§ Aim of the task
Please output the records below in full, exactly as given, but without the images.

***** Rows

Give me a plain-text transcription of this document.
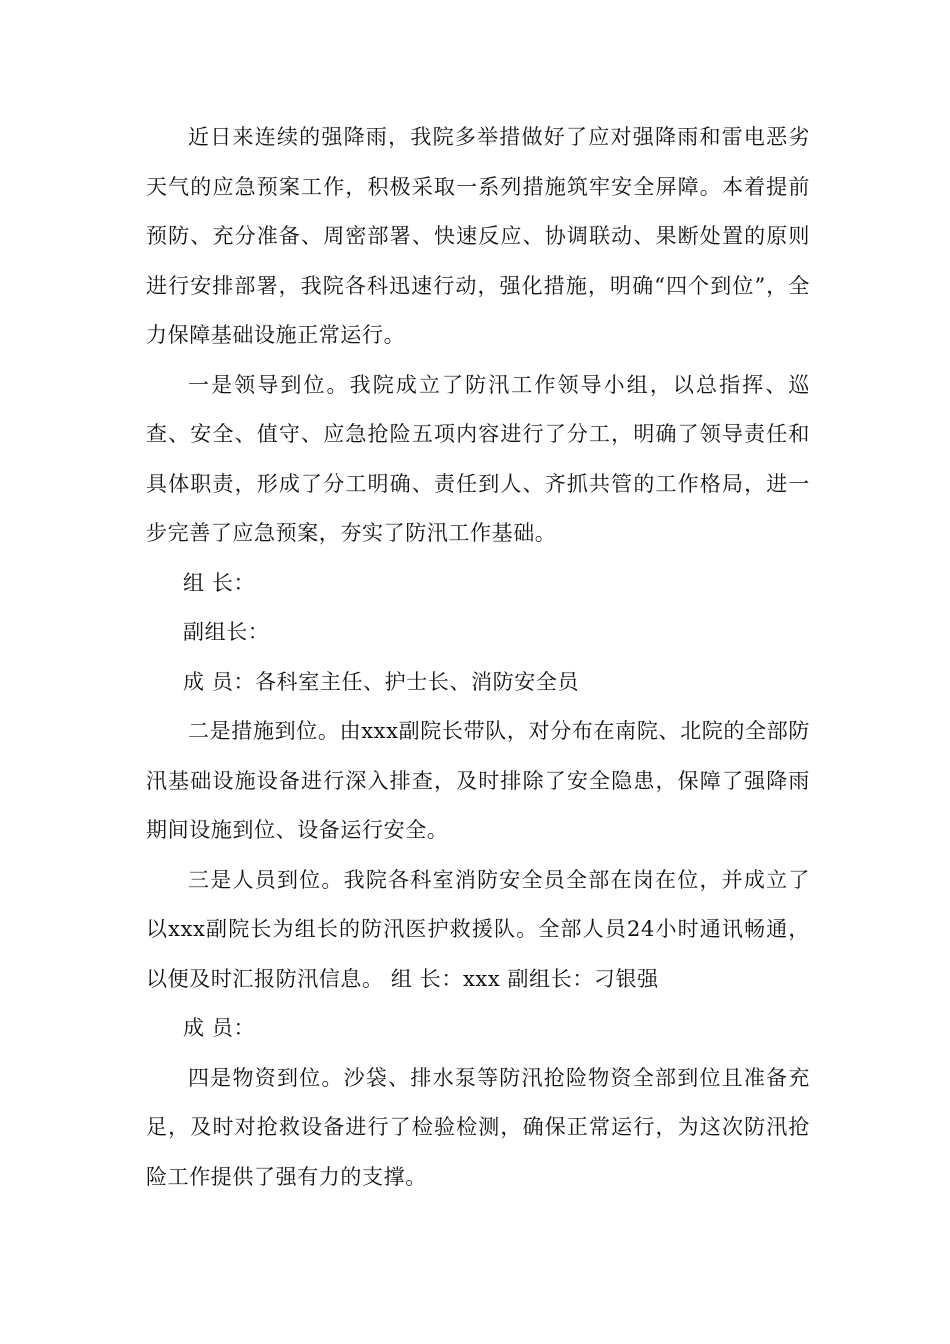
近日来连续的强降雨，我院多举措做好了应对强降雨和雷电恶劣天气的应急预案工作，积极采取一系列措施筑牢安全屏障。本着提前预防、充分准备、周密部署、快速反应、协调联动、果断处置的原则进行安排部署，我院各科迅速行动，强化措施，明确“四个到位”，全力保障基础设施正常运行。

一是领导到位。我院成立了防汛工作领导小组，以总指挥、巡查、安全、值守、应急抢险五项内容进行了分工，明确了领导责任和具体职责，形成了分工明确、责任到人、齐抓共管的工作格局，进一步完善了应急预案，夯实了防汛工作基础。

组 长：

副组长：

成 员：各科室主任、护士长、消防安全员

二是措施到位。由xxx副院长带队，对分布在南院、北院的全部防汛基础设施设备进行深入排查，及时排除了安全隐患，保障了强降雨期间设施到位、设备运行安全。

三是人员到位。我院各科室消防安全员全部在岗在位，并成立了以xxx副院长为组长的防汛医护救援队。全部人员24小时通讯畅通，以便及时汇报防汛信息。 组 长：xxx 副组长：刁银强

成 员：

四是物资到位。沙袋、排水泵等防汛抢险物资全部到位且准备充足，及时对抢救设备进行了检验检测，确保正常运行，为这次防汛抢险工作提供了强有力的支撑。
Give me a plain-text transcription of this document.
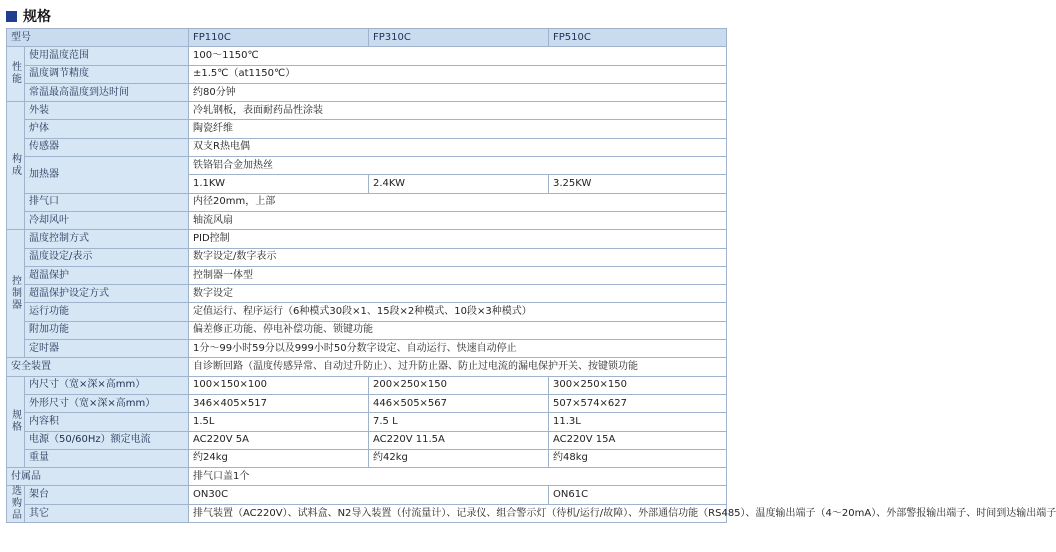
规格
型号		FP110C	FP310C	FP510C
性能	使用温度范围	100～1150℃		
	温度调节精度	±1.5℃（at1150℃）		
	常温最高温度到达时间	约80分钟		
构成	外装	冷轧钢板，表面耐药品性涂装		
	炉体	陶瓷纤维		
	传感器	双支R热电偶		
	加热器	铁铬铝合金加热丝		
		1.1KW	2.4KW	3.25KW
	排气口	内径20mm，上部		
	冷却风叶	轴流风扇		
控制器	温度控制方式	PID控制		
	温度设定/表示	数字设定/数字表示		
	超温保护	控制器一体型		
	超温保护设定方式	数字设定		
	运行功能	定值运行、程序运行（6种模式30段×1、15段×2种模式、10段×3种模式）		
	附加功能	偏差修正功能、停电补偿功能、锁键功能		
	定时器	1分～99小时59分以及999小时50分数字设定、自动运行、快速自动停止		
安全装置		自诊断回路（温度传感异常、自动过升防止）、过升防止器、防止过电流的漏电保护开关、按键锁功能		
规格	内尺寸（宽×深×高mm）	100×150×100	200×250×150	300×250×150
	外形尺寸（宽×深×高mm）	346×405×517	446×505×567	507×574×627
	内容积	1.5L	7.5 L	11.3L
	电源（50/60Hz）额定电流	AC220V 5A	AC220V 11.5A	AC220V 15A
	重量	约24kg	约42kg	约48kg
付属品		排气口盖1个		
选购品	架台	ON30C		ON61C
	其它	排气装置（AC220V）、试料盒、N2导入装置（付流量计）、记录仪、组合警示灯（待机/运行/故障）、外部通信功能（RS485）、温度输出端子（4～20mA）、外部警报输出端子、时间到达输出端子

**********

§ Output of the task
Give me a plain-text transcription of this document.
近日来连续的强降雨，我院多举措做好了应对强降雨和雷电恶劣天气的应急预案工作，积极采取一系列措施筑牢安全屏障。本着提前预防、充分准备、周密部署、快速反应、协调联动、果断处置的原则进行安排部署，我院各科迅速行动，强化措施，明确“四个到位”，全力保障基础设施正常运行。

一是领导到位。我院成立了防汛工作领导小组，以总指挥、巡查、安全、值守、应急抢险五项内容进行了分工，明确了领导责任和具体职责，形成了分工明确、责任到人、齐抓共管的工作格局，进一步完善了应急预案，夯实了防汛工作基础。

组 长：

副组长：

成 员：各科室主任、护士长、消防安全员

二是措施到位。由xxx副院长带队，对分布在南院、北院的全部防汛基础设施设备进行深入排查，及时排除了安全隐患，保障了强降雨期间设施到位、设备运行安全。

三是人员到位。我院各科室消防安全员全部在岗在位，并成立了以xxx副院长为组长的防汛医护救援队。全部人员24小时通讯畅通，以便及时汇报防汛信息。 组 长：xxx 副组长：刁银强

成 员：

四是物资到位。沙袋、排水泵等防汛抢险物资全部到位且准备充足，及时对抢救设备进行了检验检测，确保正常运行，为这次防汛抢险工作提供了强有力的支撑。
Give me a plain-text transcription of this document.
规格
型号		FP110C	FP310C	FP510C
性能	使用温度范围	100～1150℃		
	温度调节精度	±1.5℃（at1150℃）		
	常温最高温度到达时间	约80分钟		
构成	外装	冷轧钢板，表面耐药品性涂装		
	炉体	陶瓷纤维		
	传感器	双支R热电偶		
	加热器	铁铬铝合金加热丝		
		1.1KW	2.4KW	3.25KW
	排气口	内径20mm，上部		
	冷却风叶	轴流风扇		
控制器	温度控制方式	PID控制		
	温度设定/表示	数字设定/数字表示		
	超温保护	控制器一体型		
	超温保护设定方式	数字设定		
	运行功能	定值运行、程序运行（6种模式30段×1、15段×2种模式、10段×3种模式）		
	附加功能	偏差修正功能、停电补偿功能、锁键功能		
	定时器	1分～99小时59分以及999小时50分数字设定、自动运行、快速自动停止		
安全装置		自诊断回路（温度传感异常、自动过升防止）、过升防止器、防止过电流的漏电保护开关、按键锁功能		
规格	内尺寸（宽×深×高mm）	100×150×100	200×250×150	300×250×150
	外形尺寸（宽×深×高mm）	346×405×517	446×505×567	507×574×627
	内容积	1.5L	7.5 L	11.3L
	电源（50/60Hz）额定电流	AC220V 5A	AC220V 11.5A	AC220V 15A
	重量	约24kg	约42kg	约48kg
付属品		排气口盖1个		
选购品	架台	ON30C		ON61C
	其它	排气装置（AC220V）、试料盒、N2导入装置（付流量计）、记录仪、组合警示灯（待机/运行/故障）、外部通信功能（RS485）、温度输出端子（4～20mA）、外部警报输出端子、时间到达输出端子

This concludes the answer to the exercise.